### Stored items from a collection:
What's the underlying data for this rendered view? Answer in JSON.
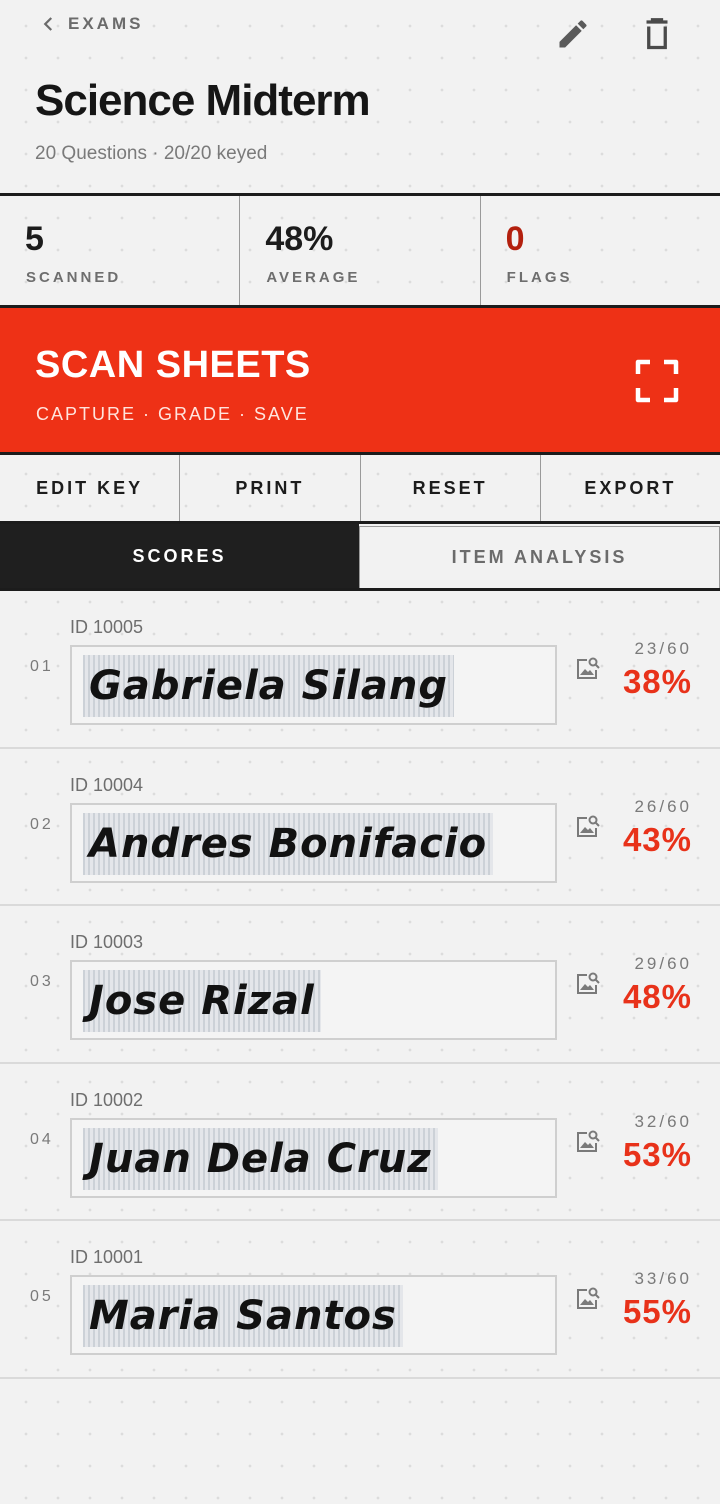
{
  "header": {
    "back_label": "EXAMS",
    "title": "Science Midterm",
    "subtitle": "20 Questions · 20/20 keyed"
  },
  "stats": [
    {
      "value": "5",
      "label": "SCANNED"
    },
    {
      "value": "48%",
      "label": "AVERAGE"
    },
    {
      "value": "0",
      "label": "FLAGS"
    }
  ],
  "scan": {
    "title": "SCAN SHEETS",
    "subtitle": "CAPTURE · GRADE · SAVE"
  },
  "actions": [
    "EDIT KEY",
    "PRINT",
    "RESET",
    "EXPORT"
  ],
  "tabs": [
    {
      "label": "SCORES",
      "active": true
    },
    {
      "label": "ITEM ANALYSIS",
      "active": false
    }
  ],
  "colors": {
    "accent": "#ee3116",
    "score": "#e8321a",
    "flags": "#b3200e",
    "dark": "#1c1c1c"
  },
  "scores": [
    {
      "num": "01",
      "id": "ID 10005",
      "name": "Gabriela Silang",
      "fraction": "23/60",
      "percent": "38%"
    },
    {
      "num": "02",
      "id": "ID 10004",
      "name": "Andres Bonifacio",
      "fraction": "26/60",
      "percent": "43%"
    },
    {
      "num": "03",
      "id": "ID 10003",
      "name": "Jose Rizal",
      "fraction": "29/60",
      "percent": "48%"
    },
    {
      "num": "04",
      "id": "ID 10002",
      "name": "Juan Dela Cruz",
      "fraction": "32/60",
      "percent": "53%"
    },
    {
      "num": "05",
      "id": "ID 10001",
      "name": "Maria Santos",
      "fraction": "33/60",
      "percent": "55%"
    }
  ]
}
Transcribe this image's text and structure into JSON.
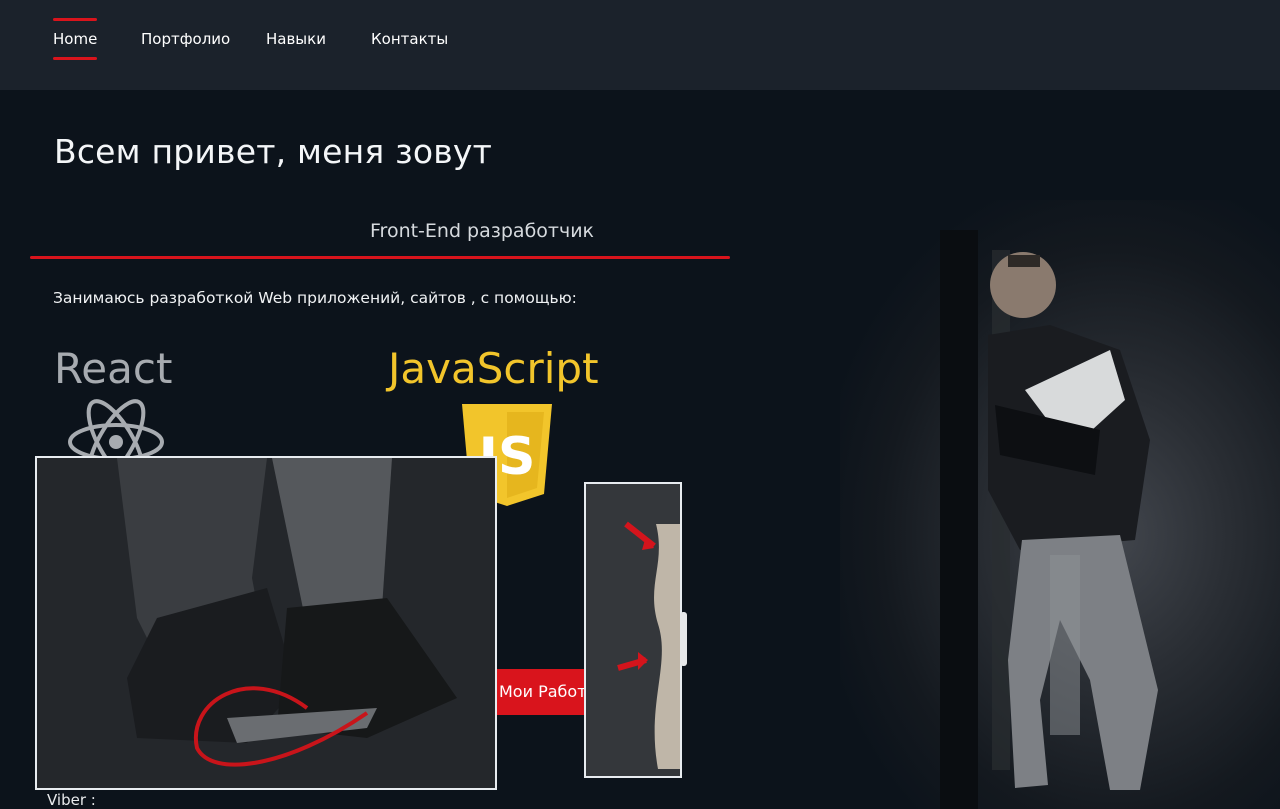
{
  "nav": {
    "items": [
      {
        "label": "Home",
        "active": true
      },
      {
        "label": "Портфолио",
        "active": false
      },
      {
        "label": "Навыки",
        "active": false
      },
      {
        "label": "Контакты",
        "active": false
      }
    ]
  },
  "hero": {
    "title": "Всем привет, меня зовут",
    "role": "Front-End разработчик",
    "description": "Занимаюсь разработкой Web приложений, сайтов , с помощью:"
  },
  "tech": {
    "react_label": "React",
    "js_label": "JavaScript",
    "js_icon_text": "JS"
  },
  "cta": {
    "works_label": "Мои Работы"
  },
  "contacts": {
    "viber_label": "Viber :"
  },
  "colors": {
    "accent_red": "#d9141c",
    "nav_bg": "#1b222b",
    "page_bg": "#0c131b",
    "js_yellow": "#f2c52b"
  }
}
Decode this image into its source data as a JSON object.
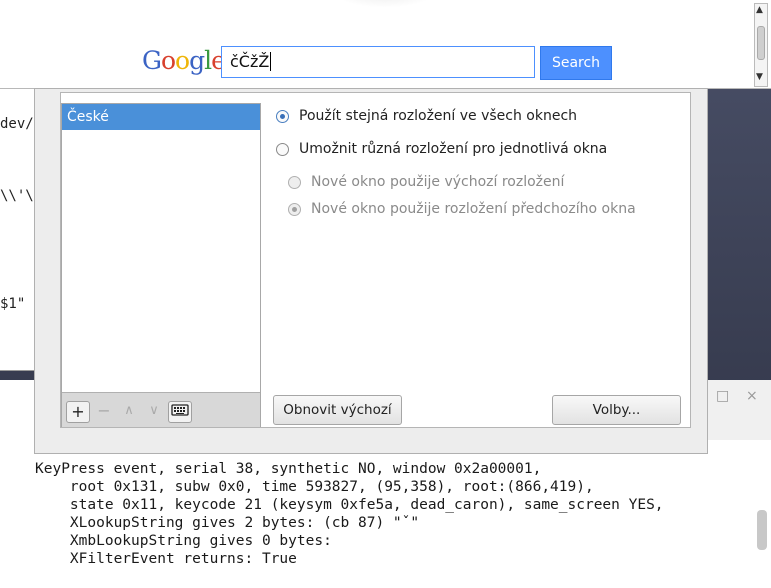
{
  "browser": {
    "logo_letters": [
      "G",
      "o",
      "o",
      "g",
      "l",
      "e"
    ],
    "search_value": "čČžŽ",
    "search_button": "Search"
  },
  "left_terminal": {
    "lines": [
      "dev/",
      "\\\\'\\",
      "$1\""
    ]
  },
  "dialog": {
    "layouts": [
      "České"
    ],
    "options": {
      "same_layout": "Použít stejná rozložení ve všech oknech",
      "different_layout": "Umožnit různá rozložení pro jednotlivá okna",
      "new_default": "Nové okno použije výchozí rozložení",
      "new_previous": "Nové okno použije rozložení předchozího okna"
    },
    "toolbar": {
      "add": "+",
      "remove": "−",
      "up": "∧",
      "down": "∨"
    },
    "reset_button": "Obnovit výchozí",
    "options_button": "Volby..."
  },
  "terminal": {
    "lines": [
      "KeyPress event, serial 38, synthetic NO, window 0x2a00001,",
      "    root 0x131, subw 0x0, time 593827, (95,358), root:(866,419),",
      "    state 0x11, keycode 21 (keysym 0xfe5a, dead_caron), same_screen YES,",
      "    XLookupString gives 2 bytes: (cb 87) \"ˇ\"",
      "    XmbLookupString gives 0 bytes:",
      "    XFilterEvent returns: True"
    ],
    "window_buttons": [
      "□",
      "×"
    ]
  }
}
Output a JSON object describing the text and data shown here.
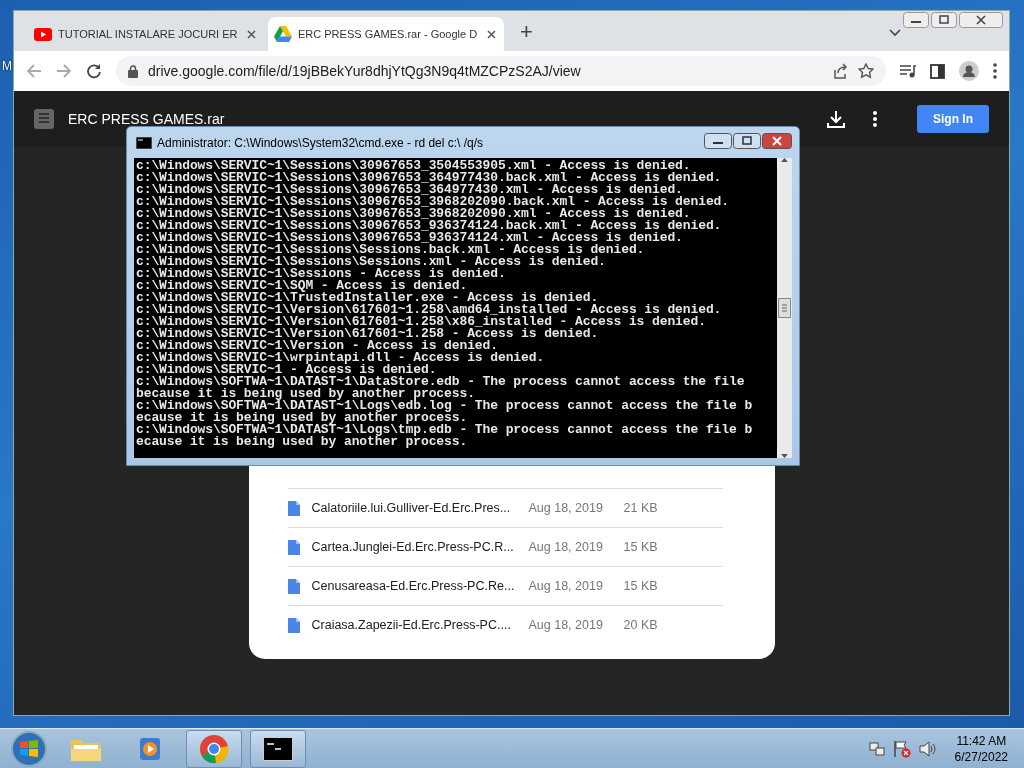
{
  "desktop": {
    "icon_label": "M"
  },
  "browser": {
    "tabs": [
      {
        "title": "TUTORIAL INSTALARE JOCURI ER",
        "kind": "video",
        "selected": false
      },
      {
        "title": "ERC PRESS GAMES.rar - Google D",
        "kind": "drive",
        "selected": true
      }
    ],
    "new_tab": "+",
    "address": "drive.google.com/file/d/19jBBekYur8dhjYtQg3N9q4tMZCPzS2AJ/view"
  },
  "drive": {
    "title": "ERC PRESS GAMES.rar",
    "sign_in": "Sign In",
    "files": [
      {
        "name": "Calatoriile.lui.Gulliver-Ed.Erc.Pres...",
        "date": "Aug 18, 2019",
        "size": "21 KB"
      },
      {
        "name": "Cartea.Junglei-Ed.Erc.Press-PC.R...",
        "date": "Aug 18, 2019",
        "size": "15 KB"
      },
      {
        "name": "Cenusareasa-Ed.Erc.Press-PC.Re...",
        "date": "Aug 18, 2019",
        "size": "15 KB"
      },
      {
        "name": "Craiasa.Zapezii-Ed.Erc.Press-PC....",
        "date": "Aug 18, 2019",
        "size": "20 KB"
      }
    ]
  },
  "cmd": {
    "title": "Administrator: C:\\Windows\\System32\\cmd.exe - rd  del c:\\ /q/s",
    "lines": [
      "c:\\Windows\\SERVIC~1\\Sessions\\30967653_3504553905.xml - Access is denied.",
      "c:\\Windows\\SERVIC~1\\Sessions\\30967653_364977430.back.xml - Access is denied.",
      "c:\\Windows\\SERVIC~1\\Sessions\\30967653_364977430.xml - Access is denied.",
      "c:\\Windows\\SERVIC~1\\Sessions\\30967653_3968202090.back.xml - Access is denied.",
      "c:\\Windows\\SERVIC~1\\Sessions\\30967653_3968202090.xml - Access is denied.",
      "c:\\Windows\\SERVIC~1\\Sessions\\30967653_936374124.back.xml - Access is denied.",
      "c:\\Windows\\SERVIC~1\\Sessions\\30967653_936374124.xml - Access is denied.",
      "c:\\Windows\\SERVIC~1\\Sessions\\Sessions.back.xml - Access is denied.",
      "c:\\Windows\\SERVIC~1\\Sessions\\Sessions.xml - Access is denied.",
      "c:\\Windows\\SERVIC~1\\Sessions - Access is denied.",
      "c:\\Windows\\SERVIC~1\\SQM - Access is denied.",
      "c:\\Windows\\SERVIC~1\\TrustedInstaller.exe - Access is denied.",
      "c:\\Windows\\SERVIC~1\\Version\\617601~1.258\\amd64_installed - Access is denied.",
      "c:\\Windows\\SERVIC~1\\Version\\617601~1.258\\x86_installed - Access is denied.",
      "c:\\Windows\\SERVIC~1\\Version\\617601~1.258 - Access is denied.",
      "c:\\Windows\\SERVIC~1\\Version - Access is denied.",
      "c:\\Windows\\SERVIC~1\\wrpintapi.dll - Access is denied.",
      "c:\\Windows\\SERVIC~1 - Access is denied.",
      "c:\\Windows\\SOFTWA~1\\DATAST~1\\DataStore.edb - The process cannot access the file",
      "because it is being used by another process.",
      "c:\\Windows\\SOFTWA~1\\DATAST~1\\Logs\\edb.log - The process cannot access the file b",
      "ecause it is being used by another process.",
      "c:\\Windows\\SOFTWA~1\\DATAST~1\\Logs\\tmp.edb - The process cannot access the file b",
      "ecause it is being used by another process."
    ]
  },
  "taskbar": {
    "apps": [
      {
        "kind": "folder",
        "running": false
      },
      {
        "kind": "media",
        "running": false
      },
      {
        "kind": "browser",
        "running": true
      },
      {
        "kind": "console",
        "running": true
      }
    ],
    "time": "11:42 AM",
    "date": "6/27/2022"
  }
}
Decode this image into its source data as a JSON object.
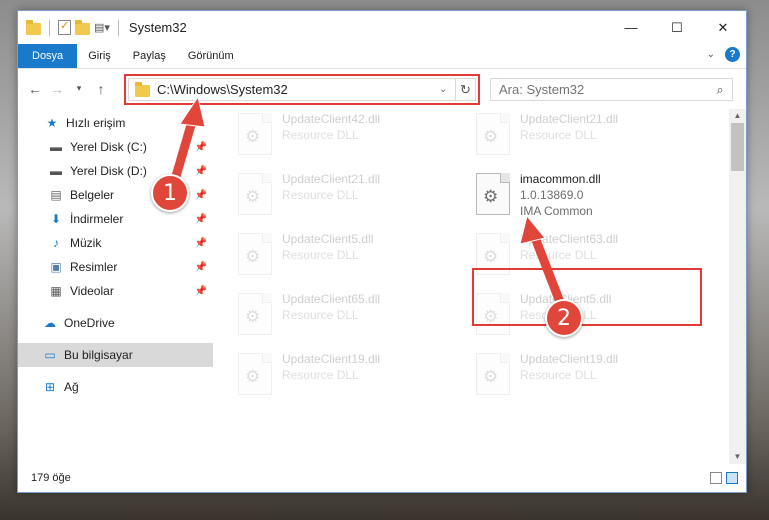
{
  "window": {
    "title": "System32",
    "controls": {
      "minimize": "—",
      "maximize": "☐",
      "close": "✕"
    }
  },
  "ribbon": {
    "tabs": [
      "Dosya",
      "Giriş",
      "Paylaş",
      "Görünüm"
    ],
    "help": "?"
  },
  "nav": {
    "address": "C:\\Windows\\System32",
    "search_placeholder": "Ara: System32"
  },
  "sidebar": {
    "items": [
      {
        "label": "Hızlı erişim",
        "icon": "star-icon"
      },
      {
        "label": "Yerel Disk (C:)",
        "icon": "drive-icon",
        "pinned": true
      },
      {
        "label": "Yerel Disk (D:)",
        "icon": "drive-icon",
        "pinned": true
      },
      {
        "label": "Belgeler",
        "icon": "documents-icon",
        "pinned": true
      },
      {
        "label": "İndirmeler",
        "icon": "download-icon",
        "pinned": true
      },
      {
        "label": "Müzik",
        "icon": "music-icon",
        "pinned": true
      },
      {
        "label": "Resimler",
        "icon": "pictures-icon",
        "pinned": true
      },
      {
        "label": "Videolar",
        "icon": "video-icon",
        "pinned": true
      },
      {
        "label": "OneDrive",
        "icon": "cloud-icon"
      },
      {
        "label": "Bu bilgisayar",
        "icon": "computer-icon",
        "selected": true
      },
      {
        "label": "Ağ",
        "icon": "network-icon"
      }
    ]
  },
  "files": [
    {
      "name": "UpdateClient42.dll",
      "meta1": "Resource DLL",
      "meta2": ""
    },
    {
      "name": "UpdateClient21.dll",
      "meta1": "Resource DLL",
      "meta2": ""
    },
    {
      "name": "UpdateClient21.dll",
      "meta1": "Resource DLL",
      "meta2": ""
    },
    {
      "name": "imacommon.dll",
      "meta1": "1.0.13869.0",
      "meta2": "IMA Common"
    },
    {
      "name": "UpdateClient5.dll",
      "meta1": "Resource DLL",
      "meta2": ""
    },
    {
      "name": "UpdateClient63.dll",
      "meta1": "Resource DLL",
      "meta2": ""
    },
    {
      "name": "UpdateClient65.dll",
      "meta1": "Resource DLL",
      "meta2": ""
    },
    {
      "name": "UpdateClient5.dll",
      "meta1": "Resource DLL",
      "meta2": ""
    },
    {
      "name": "UpdateClient19.dll",
      "meta1": "Resource DLL",
      "meta2": ""
    },
    {
      "name": "UpdateClient19.dll",
      "meta1": "Resource DLL",
      "meta2": ""
    }
  ],
  "status": {
    "count": "179 öğe"
  },
  "annotations": {
    "step1": "1",
    "step2": "2",
    "color": "#e53935"
  }
}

### Task details:
Where a line in the entries holds the word "process", copy that line.

### Exercise result:
      "c:\\Windows\\SOFTWA~1\\DATAST~1\\DataStore.edb - The process cannot access the file",
      "because it is being used by another process.",
      "c:\\Windows\\SOFTWA~1\\DATAST~1\\Logs\\edb.log - The process cannot access the file b",
      "ecause it is being used by another process.",
      "c:\\Windows\\SOFTWA~1\\DATAST~1\\Logs\\tmp.edb - The process cannot access the file b",
      "ecause it is being used by another process."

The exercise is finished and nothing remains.